__TASK DATA__.
━━━━━━━━
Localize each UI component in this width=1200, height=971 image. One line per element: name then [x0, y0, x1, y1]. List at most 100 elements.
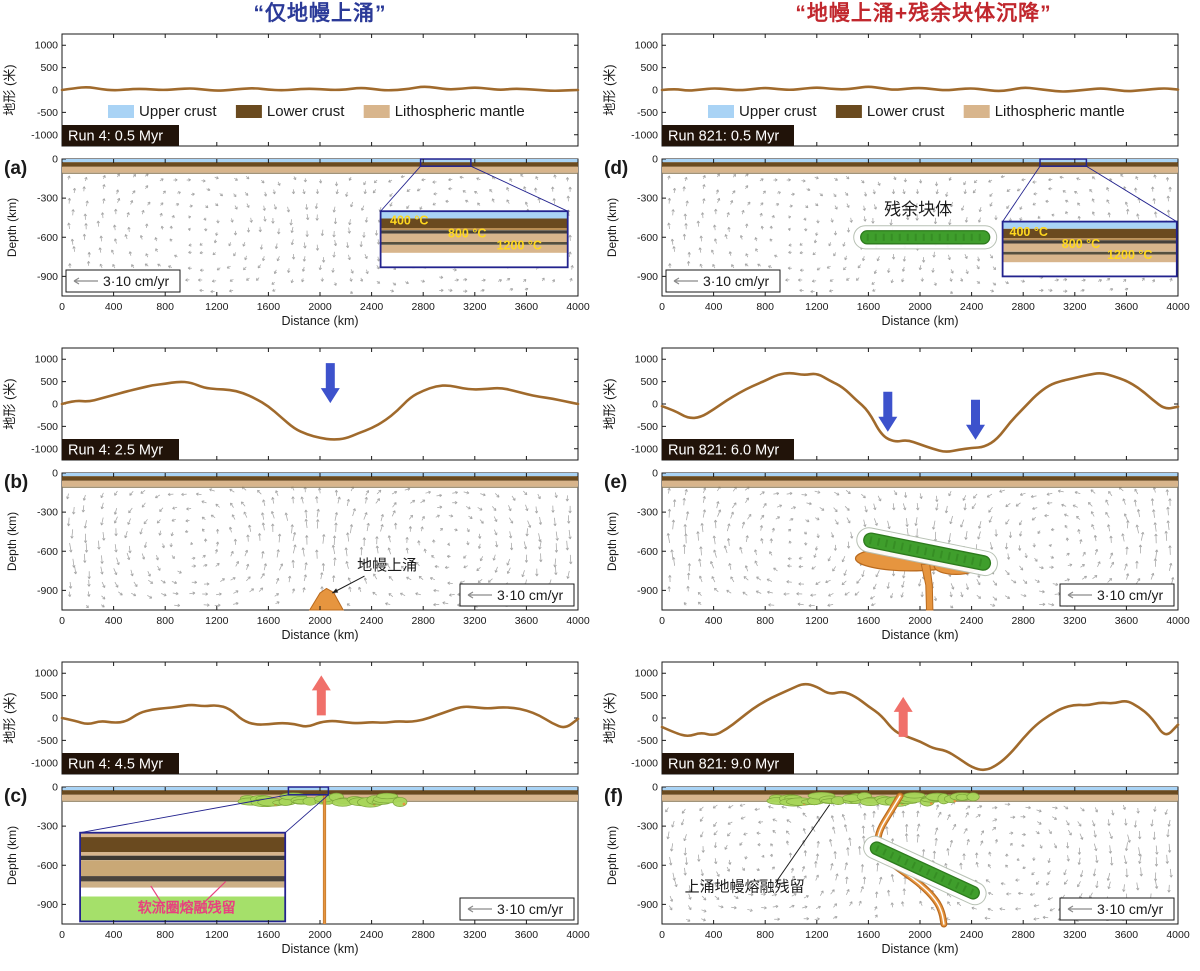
- residual-block: [863, 835, 987, 906]
- topography-curve: [60, 380, 580, 441]
- depth-ytick-label: -900: [637, 271, 658, 283]
- melt-speck: [402, 802, 406, 806]
- topography-curve: [660, 371, 1180, 453]
- run-label: Run 4: 2.5 Myr: [68, 443, 163, 459]
- depth-ytick-label: -600: [37, 860, 58, 872]
- inset-connector: [80, 794, 289, 834]
- topo-axis-label: 地形 (米): [602, 692, 617, 743]
- xtick-label: 3200: [1063, 301, 1087, 313]
- topo-ytick-label: 500: [640, 376, 658, 388]
- panel-letter-a: (a): [4, 158, 27, 179]
- lithospheric-mantle-layer: [662, 166, 1178, 173]
- topo-ytick-label: 1000: [635, 354, 659, 366]
- panel-letter-b: (b): [4, 472, 28, 493]
- run-label-box: [662, 439, 794, 460]
- inset-border: [379, 210, 569, 269]
- column-right: 1000 500 0 -500 -1000 地形 (米) Upper crust Lower …: [600, 28, 1200, 970]
- run-label: Run 4: 4.5 Myr: [68, 757, 163, 773]
- xtick-label: 800: [756, 301, 774, 313]
- xtick-label: 3600: [515, 301, 539, 313]
- scale-arrow-icon: [1067, 591, 1092, 599]
- depth-ytick-label: -900: [637, 585, 658, 597]
- xtick-label: 2800: [1012, 929, 1036, 941]
- xtick-label: 3600: [1115, 615, 1139, 627]
- inset-layer: [1002, 228, 1177, 239]
- legend-swatch: [108, 105, 134, 118]
- xtick-label: 1600: [257, 301, 281, 313]
- topo-ytick-label: -1000: [31, 443, 58, 455]
- inset-connector: [284, 794, 329, 834]
- panel-letter-d: (d): [604, 158, 628, 179]
- lithosphere-base-line: [62, 172, 578, 174]
- lower-crust-layer: [662, 476, 1178, 481]
- inset-melt: 软流圈熔融残留: [79, 786, 330, 923]
- melt-speck: [929, 802, 933, 805]
- xtick-label: 2400: [960, 615, 984, 627]
- run-label: Run 821: 9.0 Myr: [668, 757, 779, 773]
- inset-connector: [380, 165, 421, 212]
- depth-ytick-label: -900: [37, 585, 58, 597]
- inset-layer: [80, 887, 286, 897]
- depth-ytick-label: 0: [652, 468, 658, 480]
- xtick-label: 3600: [515, 929, 539, 941]
- xtick-label: 1600: [257, 615, 281, 627]
- subsidence-arrow-icon: [320, 363, 340, 404]
- legend-label: Lithospheric mantle: [395, 103, 525, 120]
- topography-curve: [60, 703, 580, 729]
- velocity-scale-label: 3·10 cm/yr: [497, 587, 563, 603]
- subsidence-arrow-icon: [966, 399, 985, 440]
- lithospheric-mantle-layer: [62, 166, 578, 173]
- xtick-label: 3200: [1063, 615, 1087, 627]
- inset-layer: [380, 244, 568, 253]
- xtick-label: 4000: [566, 929, 590, 941]
- xtick-label: 800: [156, 301, 174, 313]
- topo-ytick-label: 500: [40, 376, 58, 388]
- inset-layer: [380, 228, 568, 231]
- topo-ytick-label: 500: [40, 62, 58, 74]
- run-label-box: [662, 753, 794, 774]
- xtick-label: 800: [156, 615, 174, 627]
- xtick-label: 400: [105, 929, 123, 941]
- panel-letter-c: (c): [4, 786, 27, 807]
- inset-layer: [80, 860, 286, 877]
- inset-source-box: [1039, 158, 1088, 167]
- xtick-label: 2400: [360, 301, 384, 313]
- topo-ytick-label: 1000: [635, 668, 659, 680]
- topo-ytick-label: -500: [637, 421, 658, 433]
- topo-ytick-label: 0: [652, 399, 658, 411]
- xtick-label: 2000: [308, 929, 332, 941]
- run-label: Run 4: 0.5 Myr: [68, 129, 163, 145]
- melt-pointer-line: [150, 885, 163, 904]
- xtick-label: 4000: [566, 615, 590, 627]
- melt-blob: [392, 796, 408, 808]
- xtick-label: 1600: [857, 929, 881, 941]
- panel-group-d: 1000 500 0 -500 -1000 地形 (米) Upper crust Lower …: [602, 33, 1190, 328]
- xtick-label: 2000: [308, 615, 332, 627]
- xtick-label: 1200: [805, 301, 829, 313]
- xtick-label: 3600: [515, 615, 539, 627]
- legend-label: Upper crust: [739, 103, 817, 120]
- legend-swatch: [235, 105, 262, 118]
- x-axis-label: Distance (km): [881, 942, 958, 956]
- section-ticks: [661, 158, 1179, 296]
- annotation-line: [332, 575, 365, 594]
- xtick-label: 800: [756, 615, 774, 627]
- xtick-label: 1600: [857, 301, 881, 313]
- scale-arrow-icon: [73, 277, 98, 285]
- xtick-label: 400: [705, 929, 723, 941]
- subsidence-arrow-icon: [878, 391, 898, 432]
- topo-ytick-label: 0: [52, 85, 58, 97]
- xtick-label: 0: [659, 301, 665, 313]
- inset-layer: [1002, 238, 1177, 241]
- velocity-scale-label: 3·10 cm/yr: [497, 901, 563, 917]
- xtick-label: 1200: [205, 301, 229, 313]
- inset-layer: [1002, 240, 1177, 244]
- xtick-label: 1600: [257, 929, 281, 941]
- topo-ytick-label: 1000: [35, 40, 59, 52]
- panel-group-b: 1000 500 0 -500 -1000 地形 (米) Run 4: 2.5 Myr 地幔上…: [2, 347, 590, 642]
- xtick-label: 0: [659, 929, 665, 941]
- depth-axis-label: Depth (km): [605, 512, 619, 571]
- inset-layer: [80, 855, 286, 861]
- melt-blob: [955, 793, 969, 801]
- topo-ytick-label: 0: [52, 713, 58, 725]
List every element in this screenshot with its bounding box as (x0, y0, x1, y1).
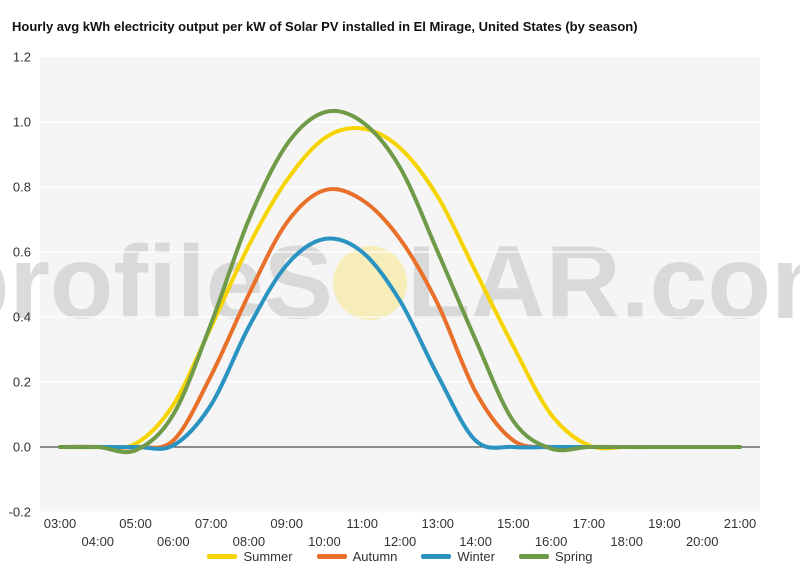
━━━━━━━━
__TASK OBJECTIVE__.
Render the lines above as a JSON list of strings, one string per line, omitting blank lines and the pictures.

__TASK ANSWER__.
[
  "Localize each UI component in this width=1200, height=971 image. One line per element: name then [x0, y0, x1, y1]. List at most 100 elements.",
  "- residual-block: [863, 835, 987, 906]",
  "- topography-curve: [60, 380, 580, 441]",
  "- depth-ytick-label: -900: [637, 271, 658, 283]",
  "- melt-speck: [402, 802, 406, 806]",
  "- topography-curve: [660, 371, 1180, 453]",
  "- run-label: Run 4: 2.5 Myr: [68, 443, 163, 459]",
  "- depth-ytick-label: -600: [37, 860, 58, 872]",
  "- inset-connector: [80, 794, 289, 834]",
  "- topo-axis-label: 地形 (米): [602, 692, 617, 743]",
  "- xtick-label: 3200: [1063, 301, 1087, 313]",
  "- topo-ytick-label: 500: [640, 376, 658, 388]",
  "- panel-letter-a: (a): [4, 158, 27, 179]",
  "- lithospheric-mantle-layer: [662, 166, 1178, 173]",
  "- topo-ytick-label: 1000: [635, 354, 659, 366]",
  "- panel-letter-b: (b): [4, 472, 28, 493]",
  "- run-label-box: [662, 439, 794, 460]",
  "- inset-border: [379, 210, 569, 269]",
  "- column-right: 1000 500 0 -500 -1000 地形 (米) Upper crust Lower …: [600, 28, 1200, 970]",
  "- run-label: Run 4: 4.5 Myr: [68, 757, 163, 773]",
  "- xtick-label: 800: [756, 301, 774, 313]",
  "- xtick-label: 3600: [515, 301, 539, 313]",
  "- scale-arrow-icon: [1067, 591, 1092, 599]",
  "- depth-ytick-label: -900: [637, 585, 658, 597]",
  "- xtick-label: 2800: [1012, 929, 1036, 941]",
  "- xtick-label: 3600: [1115, 615, 1139, 627]",
  "- inset-layer: [1002, 228, 1177, 239]",
  "- legend-swatch: [108, 105, 134, 118]",
  "- xtick-label: 1600: [257, 301, 281, 313]",
  "- topo-ytick-label: -1000: [31, 443, 58, 455]",
  "- inset-connector: [284, 794, 329, 834]",
  "- panel-letter-d: (d): [604, 158, 628, 179]",
  "- lithosphere-base-line: [62, 172, 578, 174]",
  "- lower-crust-layer: [662, 476, 1178, 481]",
  "- inset-melt: 软流圈熔融残留: [79, 786, 330, 923]",
  "- melt-speck: [929, 802, 933, 805]",
  "- xtick-label: 2400: [960, 615, 984, 627]",
  "- run-label: Run 821: 9.0 Myr: [668, 757, 779, 773]",
  "- inset-connector: [380, 165, 421, 212]",
  "- depth-ytick-label: -900: [37, 585, 58, 597]",
  "- inset-layer: [80, 887, 286, 897]",
  "- depth-ytick-label: 0: [652, 468, 658, 480]",
  "- xtick-label: 3600: [515, 929, 539, 941]",
  "- xtick-label: 1600: [257, 615, 281, 627]",
  "- subsidence-arrow-icon: [320, 363, 340, 404]",
  "- legend-label: Lithospheric mantle: [395, 103, 525, 120]",
  "- topography-curve: [60, 703, 580, 729]",
  "- velocity-scale-label: 3·10 cm/yr: [497, 587, 563, 603]",
  "- subsidence-arrow-icon: [966, 399, 985, 440]",
  "- lithospheric-mantle-layer: [62, 166, 578, 173]",
  "- xtick-label: 3200: [1063, 615, 1087, 627]",
  "- inset-layer: [380, 244, 568, 253]",
  "- xtick-label: 4000: [566, 929, 590, 941]",
  "- xtick-label: 800: [156, 301, 174, 313]",
  "- topo-ytick-label: 500: [40, 376, 58, 388]",
  "- inset-layer: [380, 228, 568, 231]",
  "- topo-ytick-label: 500: [40, 62, 58, 74]",
  "- run-label-box: [662, 753, 794, 774]",
  "- xtick-label: 800: [156, 615, 174, 627]",
  "- xtick-label: 400: [105, 929, 123, 941]",
  "- panel-letter-c: (c): [4, 786, 27, 807]",
  "- inset-layer: [80, 860, 286, 877]",
  "- inset-source-box: [1039, 158, 1088, 167]",
  "- xtick-label: 2400: [360, 301, 384, 313]",
  "- topo-ytick-label: 1000: [635, 668, 659, 680]",
  "- topo-ytick-label: -500: [637, 421, 658, 433]",
  "- topo-ytick-label: 0: [652, 399, 658, 411]",
  "- xtick-label: 2000: [308, 929, 332, 941]",
  "- run-label: Run 4: 0.5 Myr: [68, 129, 163, 145]",
  "- melt-pointer-line: [150, 885, 163, 904]",
  "- xtick-label: 4000: [566, 615, 590, 627]",
  "- melt-blob: [392, 796, 408, 808]",
  "- xtick-label: 1600: [857, 929, 881, 941]",
  "- panel-group-d: 1000 500 0 -500 -1000 地形 (米) Upper crust Lower …: [602, 33, 1190, 328]",
  "- xtick-label: 2000: [308, 615, 332, 627]",
  "- xtick-label: 1200: [805, 301, 829, 313]",
  "- xtick-label: 3600: [515, 615, 539, 627]",
  "- legend-label: Upper crust: [739, 103, 817, 120]",
  "- legend-swatch: [235, 105, 262, 118]",
  "- x-axis-label: Distance (km): [881, 942, 958, 956]",
  "- section-ticks: [661, 158, 1179, 296]",
  "- annotation-line: [332, 575, 365, 594]",
  "- xtick-label: 800: [756, 615, 774, 627]",
  "- xtick-label: 1600: [857, 301, 881, 313]",
  "- scale-arrow-icon: [73, 277, 98, 285]",
  "- xtick-label: 400: [705, 929, 723, 941]",
  "- subsidence-arrow-icon: [878, 391, 898, 432]",
  "- topo-ytick-label: 0: [52, 85, 58, 97]",
  "- xtick-label: 0: [659, 301, 665, 313]",
  "- inset-layer: [1002, 238, 1177, 241]",
  "- velocity-scale-label: 3·10 cm/yr: [497, 901, 563, 917]",
  "- xtick-label: 1200: [205, 301, 229, 313]",
  "- inset-layer: [1002, 240, 1177, 244]",
  "- xtick-label: 1600: [257, 929, 281, 941]",
  "- topo-ytick-label: 1000: [35, 40, 59, 52]",
  "- panel-group-b: 1000 500 0 -500 -1000 地形 (米) Run 4: 2.5 Myr 地幔上…: [2, 347, 590, 642]",
  "- xtick-label: 0: [659, 929, 665, 941]",
  "- depth-axis-label: Depth (km): [605, 512, 619, 571]",
  "- inset-layer: [80, 855, 286, 861]",
  "- melt-blob: [955, 793, 969, 801]",
  "- topo-ytick-label: 0: [52, 713, 58, 725]",
  "List every element in this screenshot with its bounding box as (x0, y0, x1, y1)."
]